— begin Data section —

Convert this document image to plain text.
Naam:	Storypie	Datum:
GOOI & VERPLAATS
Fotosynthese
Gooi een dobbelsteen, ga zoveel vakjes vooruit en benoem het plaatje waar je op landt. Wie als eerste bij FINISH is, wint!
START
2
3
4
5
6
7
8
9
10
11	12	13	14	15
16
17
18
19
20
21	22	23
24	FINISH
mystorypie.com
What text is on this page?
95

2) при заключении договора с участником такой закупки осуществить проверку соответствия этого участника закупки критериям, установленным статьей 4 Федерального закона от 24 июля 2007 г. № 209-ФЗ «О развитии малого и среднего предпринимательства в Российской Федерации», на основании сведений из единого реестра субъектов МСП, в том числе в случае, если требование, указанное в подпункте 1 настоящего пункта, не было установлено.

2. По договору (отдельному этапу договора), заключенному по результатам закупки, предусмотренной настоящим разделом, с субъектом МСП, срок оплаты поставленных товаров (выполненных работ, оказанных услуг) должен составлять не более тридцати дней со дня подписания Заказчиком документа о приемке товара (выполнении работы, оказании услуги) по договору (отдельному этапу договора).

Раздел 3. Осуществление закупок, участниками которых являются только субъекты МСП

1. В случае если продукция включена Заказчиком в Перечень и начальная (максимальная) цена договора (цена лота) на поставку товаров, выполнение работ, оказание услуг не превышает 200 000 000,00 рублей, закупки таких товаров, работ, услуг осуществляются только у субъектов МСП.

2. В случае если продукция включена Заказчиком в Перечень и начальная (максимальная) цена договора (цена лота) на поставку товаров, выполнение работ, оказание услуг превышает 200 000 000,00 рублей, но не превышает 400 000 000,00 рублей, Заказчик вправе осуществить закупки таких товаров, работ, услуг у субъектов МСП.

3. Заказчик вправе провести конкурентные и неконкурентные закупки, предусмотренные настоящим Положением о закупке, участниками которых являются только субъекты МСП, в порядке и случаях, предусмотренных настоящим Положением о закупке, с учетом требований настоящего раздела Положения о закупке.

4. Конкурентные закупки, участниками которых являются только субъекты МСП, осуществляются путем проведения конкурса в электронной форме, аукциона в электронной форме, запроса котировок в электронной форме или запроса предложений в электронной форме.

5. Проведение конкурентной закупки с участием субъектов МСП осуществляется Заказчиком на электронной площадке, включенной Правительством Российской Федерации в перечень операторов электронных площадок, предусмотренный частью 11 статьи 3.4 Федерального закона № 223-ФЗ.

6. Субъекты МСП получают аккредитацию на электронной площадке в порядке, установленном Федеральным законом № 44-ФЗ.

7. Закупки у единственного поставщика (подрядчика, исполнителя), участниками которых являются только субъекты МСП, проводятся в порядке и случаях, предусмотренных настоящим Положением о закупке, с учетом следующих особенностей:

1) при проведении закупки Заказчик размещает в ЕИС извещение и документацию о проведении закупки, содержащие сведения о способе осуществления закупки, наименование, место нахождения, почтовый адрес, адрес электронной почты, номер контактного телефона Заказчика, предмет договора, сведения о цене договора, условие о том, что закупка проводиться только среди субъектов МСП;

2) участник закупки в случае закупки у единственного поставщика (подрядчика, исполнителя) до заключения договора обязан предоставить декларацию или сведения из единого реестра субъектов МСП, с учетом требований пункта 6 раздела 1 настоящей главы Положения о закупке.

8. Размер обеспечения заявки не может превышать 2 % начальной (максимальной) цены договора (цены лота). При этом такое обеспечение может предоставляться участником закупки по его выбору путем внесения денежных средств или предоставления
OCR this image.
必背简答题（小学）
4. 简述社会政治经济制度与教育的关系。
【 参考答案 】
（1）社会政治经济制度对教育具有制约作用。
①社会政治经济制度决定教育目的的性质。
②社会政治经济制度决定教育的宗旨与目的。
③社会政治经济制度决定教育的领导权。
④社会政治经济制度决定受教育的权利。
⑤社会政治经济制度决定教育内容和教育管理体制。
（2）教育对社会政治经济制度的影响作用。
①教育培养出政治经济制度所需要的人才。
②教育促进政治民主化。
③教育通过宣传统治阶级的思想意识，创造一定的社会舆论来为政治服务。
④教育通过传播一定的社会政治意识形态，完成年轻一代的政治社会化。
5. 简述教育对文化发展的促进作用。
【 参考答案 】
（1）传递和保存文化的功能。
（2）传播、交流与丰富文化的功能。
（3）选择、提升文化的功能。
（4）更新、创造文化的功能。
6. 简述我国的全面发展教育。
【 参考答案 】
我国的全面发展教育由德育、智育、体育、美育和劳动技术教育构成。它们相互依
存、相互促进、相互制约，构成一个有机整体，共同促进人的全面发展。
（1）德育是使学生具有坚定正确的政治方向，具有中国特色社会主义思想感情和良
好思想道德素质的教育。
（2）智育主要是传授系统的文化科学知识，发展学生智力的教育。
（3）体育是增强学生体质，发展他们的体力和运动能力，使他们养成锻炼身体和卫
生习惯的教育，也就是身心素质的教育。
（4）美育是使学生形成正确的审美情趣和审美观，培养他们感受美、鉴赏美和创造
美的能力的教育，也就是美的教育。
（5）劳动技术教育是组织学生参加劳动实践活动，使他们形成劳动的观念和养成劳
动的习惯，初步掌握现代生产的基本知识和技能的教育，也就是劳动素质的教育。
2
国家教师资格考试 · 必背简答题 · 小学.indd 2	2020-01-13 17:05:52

— end Data section —

● Task prompt
Write down every line of the data above that includes the string "FINISH".

● Output below
Gooi een dobbelsteen, ga zoveel vakjes vooruit en benoem het plaatje waar je op landt. Wie als eerste bij FINISH is, wint!
24	FINISH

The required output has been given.